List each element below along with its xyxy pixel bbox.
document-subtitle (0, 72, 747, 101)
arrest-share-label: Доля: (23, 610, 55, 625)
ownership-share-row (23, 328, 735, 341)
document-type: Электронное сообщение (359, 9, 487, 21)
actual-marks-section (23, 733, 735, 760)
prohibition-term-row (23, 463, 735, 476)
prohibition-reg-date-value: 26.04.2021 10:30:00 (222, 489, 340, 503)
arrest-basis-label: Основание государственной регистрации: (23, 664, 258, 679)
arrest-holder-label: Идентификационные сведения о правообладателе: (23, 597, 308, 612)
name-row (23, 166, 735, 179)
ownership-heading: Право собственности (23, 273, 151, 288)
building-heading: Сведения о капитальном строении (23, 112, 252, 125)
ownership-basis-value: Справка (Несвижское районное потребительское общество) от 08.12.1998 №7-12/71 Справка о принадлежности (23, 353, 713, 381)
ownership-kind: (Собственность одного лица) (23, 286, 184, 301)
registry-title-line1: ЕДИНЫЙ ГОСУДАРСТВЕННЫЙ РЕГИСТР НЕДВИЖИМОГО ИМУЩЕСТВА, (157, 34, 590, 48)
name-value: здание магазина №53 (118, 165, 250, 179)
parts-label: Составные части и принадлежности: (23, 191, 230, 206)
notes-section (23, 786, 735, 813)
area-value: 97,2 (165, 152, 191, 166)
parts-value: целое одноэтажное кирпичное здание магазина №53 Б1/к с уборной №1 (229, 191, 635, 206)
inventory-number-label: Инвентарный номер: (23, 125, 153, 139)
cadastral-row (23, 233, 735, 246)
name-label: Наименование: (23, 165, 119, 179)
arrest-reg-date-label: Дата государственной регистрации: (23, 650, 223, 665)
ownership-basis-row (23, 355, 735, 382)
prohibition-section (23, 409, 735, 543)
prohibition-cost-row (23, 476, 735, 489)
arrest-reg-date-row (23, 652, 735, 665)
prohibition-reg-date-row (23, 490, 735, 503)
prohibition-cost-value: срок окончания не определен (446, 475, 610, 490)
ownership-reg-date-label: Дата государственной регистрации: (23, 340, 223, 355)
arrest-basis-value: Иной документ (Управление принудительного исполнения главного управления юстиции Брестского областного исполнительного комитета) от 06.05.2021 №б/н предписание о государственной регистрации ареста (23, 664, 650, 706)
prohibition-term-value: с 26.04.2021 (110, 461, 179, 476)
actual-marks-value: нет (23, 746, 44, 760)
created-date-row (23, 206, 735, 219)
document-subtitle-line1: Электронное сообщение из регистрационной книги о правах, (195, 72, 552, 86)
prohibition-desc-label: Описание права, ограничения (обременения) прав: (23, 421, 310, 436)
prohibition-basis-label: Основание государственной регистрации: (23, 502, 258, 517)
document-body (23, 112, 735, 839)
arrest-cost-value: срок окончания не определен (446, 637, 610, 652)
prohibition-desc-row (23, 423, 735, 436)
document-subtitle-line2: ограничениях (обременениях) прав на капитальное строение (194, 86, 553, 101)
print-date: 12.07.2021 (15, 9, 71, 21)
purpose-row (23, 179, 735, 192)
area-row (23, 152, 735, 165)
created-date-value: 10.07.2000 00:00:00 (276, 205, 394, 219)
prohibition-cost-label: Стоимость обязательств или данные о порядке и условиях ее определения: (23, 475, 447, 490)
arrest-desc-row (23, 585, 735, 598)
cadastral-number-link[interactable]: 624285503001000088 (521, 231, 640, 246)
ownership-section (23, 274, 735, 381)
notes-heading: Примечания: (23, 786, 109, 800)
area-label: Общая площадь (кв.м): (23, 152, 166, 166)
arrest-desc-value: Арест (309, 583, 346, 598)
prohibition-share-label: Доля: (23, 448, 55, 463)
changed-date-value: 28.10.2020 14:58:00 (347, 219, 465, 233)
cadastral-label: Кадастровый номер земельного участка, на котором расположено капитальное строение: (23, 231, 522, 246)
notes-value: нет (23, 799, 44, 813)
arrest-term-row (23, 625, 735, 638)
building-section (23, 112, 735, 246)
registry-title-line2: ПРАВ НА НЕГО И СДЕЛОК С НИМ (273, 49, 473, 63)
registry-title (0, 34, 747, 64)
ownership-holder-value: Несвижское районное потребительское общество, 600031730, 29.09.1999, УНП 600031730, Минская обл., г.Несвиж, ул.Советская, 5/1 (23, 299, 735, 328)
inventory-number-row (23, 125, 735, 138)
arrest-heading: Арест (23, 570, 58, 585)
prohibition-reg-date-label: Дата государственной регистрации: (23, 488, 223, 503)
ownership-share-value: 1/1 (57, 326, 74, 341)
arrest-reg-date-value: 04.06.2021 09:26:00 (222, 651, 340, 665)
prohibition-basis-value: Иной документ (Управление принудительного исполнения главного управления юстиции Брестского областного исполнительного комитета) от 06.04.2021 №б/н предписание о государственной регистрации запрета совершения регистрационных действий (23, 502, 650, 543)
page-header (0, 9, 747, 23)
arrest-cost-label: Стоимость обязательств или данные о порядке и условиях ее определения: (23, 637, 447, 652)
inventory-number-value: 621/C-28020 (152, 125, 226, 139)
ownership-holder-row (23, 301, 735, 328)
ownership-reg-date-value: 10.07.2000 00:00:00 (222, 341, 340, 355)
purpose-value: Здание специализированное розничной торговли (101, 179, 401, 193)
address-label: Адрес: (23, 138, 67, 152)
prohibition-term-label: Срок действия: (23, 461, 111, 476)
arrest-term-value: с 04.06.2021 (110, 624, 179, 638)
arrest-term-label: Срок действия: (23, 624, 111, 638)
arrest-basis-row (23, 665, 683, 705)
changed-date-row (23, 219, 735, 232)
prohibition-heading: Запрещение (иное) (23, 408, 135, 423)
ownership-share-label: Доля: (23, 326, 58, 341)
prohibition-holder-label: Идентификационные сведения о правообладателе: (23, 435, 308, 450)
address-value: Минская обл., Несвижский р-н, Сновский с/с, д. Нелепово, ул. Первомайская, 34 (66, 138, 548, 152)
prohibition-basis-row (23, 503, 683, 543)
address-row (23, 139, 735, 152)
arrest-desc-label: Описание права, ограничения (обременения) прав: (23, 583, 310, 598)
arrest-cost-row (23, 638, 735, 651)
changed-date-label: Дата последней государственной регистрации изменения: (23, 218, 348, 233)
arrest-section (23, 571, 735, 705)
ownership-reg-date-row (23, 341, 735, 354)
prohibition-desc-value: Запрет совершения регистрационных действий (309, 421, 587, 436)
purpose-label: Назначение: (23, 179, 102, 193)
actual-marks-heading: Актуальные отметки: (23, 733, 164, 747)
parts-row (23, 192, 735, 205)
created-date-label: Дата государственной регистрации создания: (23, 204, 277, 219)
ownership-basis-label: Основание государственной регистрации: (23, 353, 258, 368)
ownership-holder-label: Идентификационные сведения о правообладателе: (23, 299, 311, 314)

Task directions. Return the material above line for line, with nothing altered.

Task response.
List each element below along with its xyxy pixel bbox.
document-subtitle (0, 72, 747, 101)
arrest-share-label: Доля: (23, 610, 55, 625)
ownership-share-row (23, 328, 735, 341)
document-type: Электронное сообщение (359, 9, 487, 21)
actual-marks-section (23, 733, 735, 760)
prohibition-term-row (23, 463, 735, 476)
prohibition-reg-date-value: 26.04.2021 10:30:00 (222, 489, 340, 503)
arrest-basis-label: Основание государственной регистрации: (23, 664, 258, 679)
arrest-holder-label: Идентификационные сведения о правообладателе: (23, 597, 308, 612)
name-row (23, 166, 735, 179)
ownership-heading: Право собственности (23, 273, 151, 288)
building-heading: Сведения о капитальном строении (23, 112, 252, 125)
ownership-basis-value: Справка (Несвижское районное потребительское общество) от 08.12.1998 №7-12/71 Справка о принадлежности (23, 353, 713, 381)
ownership-kind: (Собственность одного лица) (23, 286, 184, 301)
registry-title-line1: ЕДИНЫЙ ГОСУДАРСТВЕННЫЙ РЕГИСТР НЕДВИЖИМОГО ИМУЩЕСТВА, (157, 34, 590, 48)
name-value: здание магазина №53 (118, 165, 250, 179)
parts-label: Составные части и принадлежности: (23, 191, 230, 206)
notes-section (23, 786, 735, 813)
area-value: 97,2 (165, 152, 191, 166)
parts-value: целое одноэтажное кирпичное здание магазина №53 Б1/к с уборной №1 (229, 191, 635, 206)
inventory-number-label: Инвентарный номер: (23, 125, 153, 139)
cadastral-row (23, 233, 735, 246)
name-label: Наименование: (23, 165, 119, 179)
arrest-reg-date-label: Дата государственной регистрации: (23, 650, 223, 665)
ownership-basis-row (23, 355, 735, 382)
prohibition-section (23, 409, 735, 543)
prohibition-cost-row (23, 476, 735, 489)
arrest-reg-date-row (23, 652, 735, 665)
prohibition-reg-date-row (23, 490, 735, 503)
prohibition-cost-value: срок окончания не определен (446, 475, 610, 490)
ownership-reg-date-label: Дата государственной регистрации: (23, 340, 223, 355)
arrest-basis-value: Иной документ (Управление принудительного исполнения главного управления юстиции Брестского областного исполнительного комитета) от 06.05.2021 №б/н предписание о государственной регистрации ареста (23, 664, 650, 706)
prohibition-term-value: с 26.04.2021 (110, 461, 179, 476)
actual-marks-value: нет (23, 746, 44, 760)
created-date-row (23, 206, 735, 219)
document-subtitle-line1: Электронное сообщение из регистрационной книги о правах, (195, 72, 552, 86)
prohibition-desc-label: Описание права, ограничения (обременения) прав: (23, 421, 310, 436)
prohibition-basis-label: Основание государственной регистрации: (23, 502, 258, 517)
document-body (23, 112, 735, 839)
arrest-cost-value: срок окончания не определен (446, 637, 610, 652)
prohibition-desc-row (23, 423, 735, 436)
document-subtitle-line2: ограничениях (обременениях) прав на капитальное строение (194, 86, 553, 101)
print-date: 12.07.2021 (15, 9, 71, 21)
purpose-row (23, 179, 735, 192)
area-row (23, 152, 735, 165)
created-date-value: 10.07.2000 00:00:00 (276, 205, 394, 219)
prohibition-cost-label: Стоимость обязательств или данные о порядке и условиях ее определения: (23, 475, 447, 490)
arrest-desc-row (23, 585, 735, 598)
cadastral-number-link[interactable]: 624285503001000088 (521, 231, 640, 246)
ownership-section (23, 274, 735, 381)
notes-heading: Примечания: (23, 786, 109, 800)
area-label: Общая площадь (кв.м): (23, 152, 166, 166)
arrest-desc-value: Арест (309, 583, 346, 598)
prohibition-share-label: Доля: (23, 448, 55, 463)
changed-date-value: 28.10.2020 14:58:00 (347, 219, 465, 233)
cadastral-label: Кадастровый номер земельного участка, на котором расположено капитальное строение: (23, 231, 522, 246)
notes-value: нет (23, 799, 44, 813)
arrest-term-row (23, 625, 735, 638)
building-section (23, 112, 735, 246)
registry-title-line2: ПРАВ НА НЕГО И СДЕЛОК С НИМ (273, 49, 473, 63)
registry-title (0, 34, 747, 64)
ownership-holder-value: Несвижское районное потребительское общество, 600031730, 29.09.1999, УНП 600031730, Минская обл., г.Несвиж, ул.Советская, 5/1 (23, 299, 735, 328)
inventory-number-row (23, 125, 735, 138)
arrest-heading: Арест (23, 570, 58, 585)
prohibition-reg-date-label: Дата государственной регистрации: (23, 488, 223, 503)
ownership-share-value: 1/1 (57, 326, 74, 341)
arrest-reg-date-value: 04.06.2021 09:26:00 (222, 651, 340, 665)
prohibition-basis-value: Иной документ (Управление принудительного исполнения главного управления юстиции Брестского областного исполнительного комитета) от 06.04.2021 №б/н предписание о государственной регистрации запрета совершения регистрационных действий (23, 502, 650, 543)
page-header (0, 9, 747, 23)
arrest-cost-label: Стоимость обязательств или данные о порядке и условиях ее определения: (23, 637, 447, 652)
inventory-number-value: 621/C-28020 (152, 125, 226, 139)
ownership-holder-row (23, 301, 735, 328)
ownership-reg-date-value: 10.07.2000 00:00:00 (222, 341, 340, 355)
purpose-value: Здание специализированное розничной торговли (101, 179, 401, 193)
address-label: Адрес: (23, 138, 67, 152)
prohibition-term-label: Срок действия: (23, 461, 111, 476)
arrest-term-value: с 04.06.2021 (110, 624, 179, 638)
arrest-term-label: Срок действия: (23, 624, 111, 638)
arrest-basis-row (23, 665, 683, 705)
changed-date-row (23, 219, 735, 232)
prohibition-heading: Запрещение (иное) (23, 408, 135, 423)
ownership-share-label: Доля: (23, 326, 58, 341)
prohibition-holder-label: Идентификационные сведения о правообладателе: (23, 435, 308, 450)
address-value: Минская обл., Несвижский р-н, Сновский с/с, д. Нелепово, ул. Первомайская, 34 (66, 138, 548, 152)
prohibition-basis-row (23, 503, 683, 543)
address-row (23, 139, 735, 152)
arrest-desc-label: Описание права, ограничения (обременения) прав: (23, 583, 310, 598)
arrest-cost-row (23, 638, 735, 651)
changed-date-label: Дата последней государственной регистрации изменения: (23, 218, 348, 233)
arrest-section (23, 571, 735, 705)
ownership-reg-date-row (23, 341, 735, 354)
prohibition-desc-value: Запрет совершения регистрационных действий (309, 421, 587, 436)
purpose-label: Назначение: (23, 179, 102, 193)
actual-marks-heading: Актуальные отметки: (23, 733, 164, 747)
parts-row (23, 192, 735, 205)
created-date-label: Дата государственной регистрации создания: (23, 204, 277, 219)
ownership-basis-label: Основание государственной регистрации: (23, 353, 258, 368)
ownership-holder-label: Идентификационные сведения о правообладателе: (23, 299, 311, 314)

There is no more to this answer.